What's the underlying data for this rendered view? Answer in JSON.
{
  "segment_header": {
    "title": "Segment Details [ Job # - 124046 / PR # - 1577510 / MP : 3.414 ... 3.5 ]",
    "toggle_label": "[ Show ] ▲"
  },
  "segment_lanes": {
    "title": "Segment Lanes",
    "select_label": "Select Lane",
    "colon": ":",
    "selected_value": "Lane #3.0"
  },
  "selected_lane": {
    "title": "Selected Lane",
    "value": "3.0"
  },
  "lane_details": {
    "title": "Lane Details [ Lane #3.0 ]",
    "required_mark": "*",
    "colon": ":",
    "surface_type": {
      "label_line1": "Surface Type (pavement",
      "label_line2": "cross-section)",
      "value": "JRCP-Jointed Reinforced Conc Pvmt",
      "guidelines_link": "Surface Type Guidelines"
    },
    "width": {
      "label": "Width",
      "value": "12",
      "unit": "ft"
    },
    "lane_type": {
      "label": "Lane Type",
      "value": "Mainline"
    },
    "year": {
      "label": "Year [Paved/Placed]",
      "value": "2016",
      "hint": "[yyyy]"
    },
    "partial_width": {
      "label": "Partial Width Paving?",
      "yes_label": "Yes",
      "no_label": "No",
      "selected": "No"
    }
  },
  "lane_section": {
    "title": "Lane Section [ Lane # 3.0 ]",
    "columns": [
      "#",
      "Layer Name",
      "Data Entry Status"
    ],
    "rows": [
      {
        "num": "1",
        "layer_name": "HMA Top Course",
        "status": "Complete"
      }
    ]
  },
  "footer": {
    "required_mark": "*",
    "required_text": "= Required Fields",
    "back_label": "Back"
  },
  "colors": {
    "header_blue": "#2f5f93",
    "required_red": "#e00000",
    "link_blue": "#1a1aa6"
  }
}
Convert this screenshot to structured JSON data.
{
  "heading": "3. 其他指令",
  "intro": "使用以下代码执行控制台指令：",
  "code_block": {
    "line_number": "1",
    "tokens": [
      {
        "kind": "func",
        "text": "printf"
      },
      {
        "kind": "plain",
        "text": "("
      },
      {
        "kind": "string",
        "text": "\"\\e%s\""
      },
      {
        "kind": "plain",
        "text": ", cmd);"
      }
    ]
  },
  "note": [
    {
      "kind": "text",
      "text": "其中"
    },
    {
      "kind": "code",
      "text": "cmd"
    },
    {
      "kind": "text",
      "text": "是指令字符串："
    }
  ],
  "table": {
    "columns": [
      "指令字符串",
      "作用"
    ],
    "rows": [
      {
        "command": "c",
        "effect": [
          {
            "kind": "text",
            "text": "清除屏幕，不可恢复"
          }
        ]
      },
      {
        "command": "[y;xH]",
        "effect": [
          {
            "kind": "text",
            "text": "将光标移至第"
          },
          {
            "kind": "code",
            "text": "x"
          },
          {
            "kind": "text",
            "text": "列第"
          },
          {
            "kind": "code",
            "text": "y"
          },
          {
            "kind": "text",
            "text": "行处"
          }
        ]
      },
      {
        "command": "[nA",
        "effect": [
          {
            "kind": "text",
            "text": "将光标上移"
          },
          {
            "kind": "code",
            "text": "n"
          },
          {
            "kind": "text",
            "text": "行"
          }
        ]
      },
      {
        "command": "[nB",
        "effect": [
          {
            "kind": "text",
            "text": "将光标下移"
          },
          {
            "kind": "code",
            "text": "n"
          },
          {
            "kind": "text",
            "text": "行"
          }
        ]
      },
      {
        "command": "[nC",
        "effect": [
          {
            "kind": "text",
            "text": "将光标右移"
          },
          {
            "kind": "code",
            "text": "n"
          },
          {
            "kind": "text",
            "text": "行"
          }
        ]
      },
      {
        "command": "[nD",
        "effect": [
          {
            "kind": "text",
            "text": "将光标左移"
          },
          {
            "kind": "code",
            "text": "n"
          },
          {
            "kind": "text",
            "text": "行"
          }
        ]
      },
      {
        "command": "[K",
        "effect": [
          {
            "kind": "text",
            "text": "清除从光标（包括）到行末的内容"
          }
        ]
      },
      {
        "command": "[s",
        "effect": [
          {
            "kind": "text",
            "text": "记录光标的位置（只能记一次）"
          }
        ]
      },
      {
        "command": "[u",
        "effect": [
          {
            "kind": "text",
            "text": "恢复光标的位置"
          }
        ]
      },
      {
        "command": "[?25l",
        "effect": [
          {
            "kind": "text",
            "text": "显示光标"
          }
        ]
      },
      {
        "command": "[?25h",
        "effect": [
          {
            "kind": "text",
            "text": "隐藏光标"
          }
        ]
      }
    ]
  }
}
****************
* [DIRECTION] Exactly as they are written, print the entries again.

* [TASK OUTPUT]
What's the underlying data for this rendered view? Answer in JSON.
{
  "segment_header": {
    "title": "Segment Details [ Job # - 124046 / PR # - 1577510 / MP : 3.414 ... 3.5 ]",
    "toggle_label": "[ Show ] ▲"
  },
  "segment_lanes": {
    "title": "Segment Lanes",
    "select_label": "Select Lane",
    "colon": ":",
    "selected_value": "Lane #3.0"
  },
  "selected_lane": {
    "title": "Selected Lane",
    "value": "3.0"
  },
  "lane_details": {
    "title": "Lane Details [ Lane #3.0 ]",
    "required_mark": "*",
    "colon": ":",
    "surface_type": {
      "label_line1": "Surface Type (pavement",
      "label_line2": "cross-section)",
      "value": "JRCP-Jointed Reinforced Conc Pvmt",
      "guidelines_link": "Surface Type Guidelines"
    },
    "width": {
      "label": "Width",
      "value": "12",
      "unit": "ft"
    },
    "lane_type": {
      "label": "Lane Type",
      "value": "Mainline"
    },
    "year": {
      "label": "Year [Paved/Placed]",
      "value": "2016",
      "hint": "[yyyy]"
    },
    "partial_width": {
      "label": "Partial Width Paving?",
      "yes_label": "Yes",
      "no_label": "No",
      "selected": "No"
    }
  },
  "lane_section": {
    "title": "Lane Section [ Lane # 3.0 ]",
    "columns": [
      "#",
      "Layer Name",
      "Data Entry Status"
    ],
    "rows": [
      {
        "num": "1",
        "layer_name": "HMA Top Course",
        "status": "Complete"
      }
    ]
  },
  "footer": {
    "required_mark": "*",
    "required_text": "= Required Fields",
    "back_label": "Back"
  },
  "colors": {
    "header_blue": "#2f5f93",
    "required_red": "#e00000",
    "link_blue": "#1a1aa6"
  }
}
Convert this screenshot to structured JSON data.
{
  "heading": "3. 其他指令",
  "intro": "使用以下代码执行控制台指令：",
  "code_block": {
    "line_number": "1",
    "tokens": [
      {
        "kind": "func",
        "text": "printf"
      },
      {
        "kind": "plain",
        "text": "("
      },
      {
        "kind": "string",
        "text": "\"\\e%s\""
      },
      {
        "kind": "plain",
        "text": ", cmd);"
      }
    ]
  },
  "note": [
    {
      "kind": "text",
      "text": "其中"
    },
    {
      "kind": "code",
      "text": "cmd"
    },
    {
      "kind": "text",
      "text": "是指令字符串："
    }
  ],
  "table": {
    "columns": [
      "指令字符串",
      "作用"
    ],
    "rows": [
      {
        "command": "c",
        "effect": [
          {
            "kind": "text",
            "text": "清除屏幕，不可恢复"
          }
        ]
      },
      {
        "command": "[y;xH]",
        "effect": [
          {
            "kind": "text",
            "text": "将光标移至第"
          },
          {
            "kind": "code",
            "text": "x"
          },
          {
            "kind": "text",
            "text": "列第"
          },
          {
            "kind": "code",
            "text": "y"
          },
          {
            "kind": "text",
            "text": "行处"
          }
        ]
      },
      {
        "command": "[nA",
        "effect": [
          {
            "kind": "text",
            "text": "将光标上移"
          },
          {
            "kind": "code",
            "text": "n"
          },
          {
            "kind": "text",
            "text": "行"
          }
        ]
      },
      {
        "command": "[nB",
        "effect": [
          {
            "kind": "text",
            "text": "将光标下移"
          },
          {
            "kind": "code",
            "text": "n"
          },
          {
            "kind": "text",
            "text": "行"
          }
        ]
      },
      {
        "command": "[nC",
        "effect": [
          {
            "kind": "text",
            "text": "将光标右移"
          },
          {
            "kind": "code",
            "text": "n"
          },
          {
            "kind": "text",
            "text": "行"
          }
        ]
      },
      {
        "command": "[nD",
        "effect": [
          {
            "kind": "text",
            "text": "将光标左移"
          },
          {
            "kind": "code",
            "text": "n"
          },
          {
            "kind": "text",
            "text": "行"
          }
        ]
      },
      {
        "command": "[K",
        "effect": [
          {
            "kind": "text",
            "text": "清除从光标（包括）到行末的内容"
          }
        ]
      },
      {
        "command": "[s",
        "effect": [
          {
            "kind": "text",
            "text": "记录光标的位置（只能记一次）"
          }
        ]
      },
      {
        "command": "[u",
        "effect": [
          {
            "kind": "text",
            "text": "恢复光标的位置"
          }
        ]
      },
      {
        "command": "[?25l",
        "effect": [
          {
            "kind": "text",
            "text": "显示光标"
          }
        ]
      },
      {
        "command": "[?25h",
        "effect": [
          {
            "kind": "text",
            "text": "隐藏光标"
          }
        ]
      }
    ]
  }
}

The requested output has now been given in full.